▶ The problem
Go through the listing beneath this task and return every line that carries the string "data".

────────

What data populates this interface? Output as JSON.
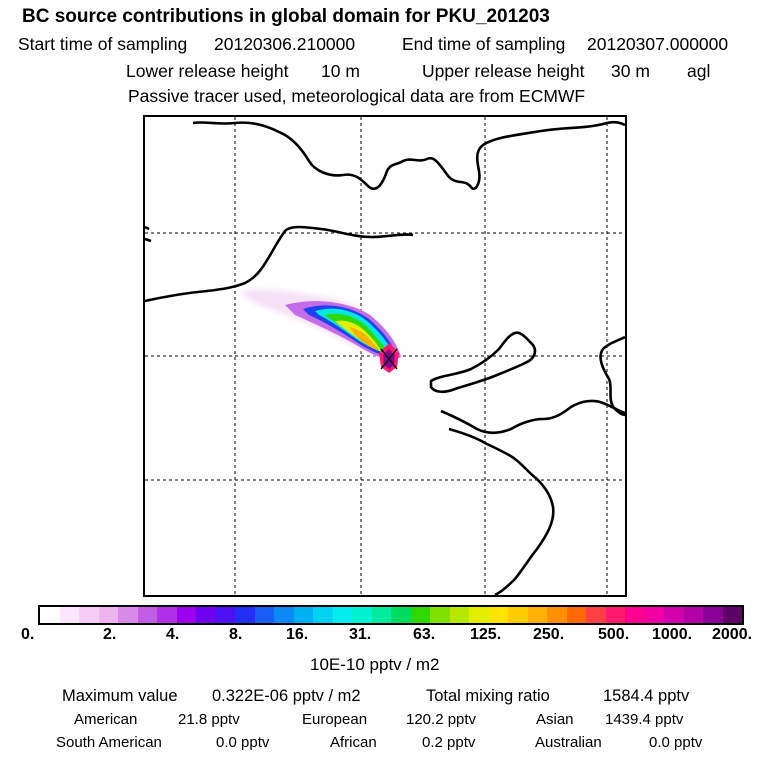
{
  "header": {
    "title": "BC  source contributions in global domain for PKU_201203",
    "start_label": "Start time of sampling",
    "start_value": "20120306.210000",
    "end_label": "End time of sampling",
    "end_value": "20120307.000000",
    "lower_label": "Lower release height",
    "lower_value": "10 m",
    "upper_label": "Upper release height",
    "upper_value": "30 m",
    "upper_ref": "agl",
    "note": "Passive tracer used, meteorological data are from ECMWF"
  },
  "colorbar": {
    "colors": [
      "#ffffff",
      "#fbe6fb",
      "#f5cdf5",
      "#eeb4f0",
      "#d98ae8",
      "#c25ee5",
      "#b030ea",
      "#9d00ee",
      "#7000f0",
      "#4d10f2",
      "#2230f5",
      "#1a5cf6",
      "#0e88f5",
      "#00b0f4",
      "#00d2f2",
      "#00eef0",
      "#00f2d0",
      "#00ec9e",
      "#00dc60",
      "#30d800",
      "#80e000",
      "#b8e800",
      "#e6ee00",
      "#ffe400",
      "#ffcc00",
      "#ffb000",
      "#ff9000",
      "#ff6a00",
      "#ff4040",
      "#ff1a6e",
      "#ff0090",
      "#f000a4",
      "#d400ac",
      "#b000a6",
      "#8a0096",
      "#5c0068"
    ],
    "ticks": [
      "0.",
      "2.",
      "4.",
      "8.",
      "16.",
      "31.",
      "63.",
      "125.",
      "250.",
      "500.",
      "1000.",
      "2000."
    ],
    "unit": "10E-10 pptv / m2"
  },
  "stats": {
    "max_label": "Maximum value",
    "max_value": "0.322E-06 pptv / m2",
    "total_label": "Total mixing ratio",
    "total_value": "1584.4 pptv",
    "regions": [
      {
        "name": "American",
        "value": "21.8 pptv"
      },
      {
        "name": "European",
        "value": "120.2 pptv"
      },
      {
        "name": "Asian",
        "value": "1439.4 pptv"
      },
      {
        "name": "South American",
        "value": "0.0 pptv"
      },
      {
        "name": "African",
        "value": "0.2 pptv"
      },
      {
        "name": "Australian",
        "value": "0.0 pptv"
      }
    ]
  }
}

────────

▶ Exercise response
What data populates this interface? Output as JSON.
    "note": "Passive tracer used, meteorological data are from ECMWF"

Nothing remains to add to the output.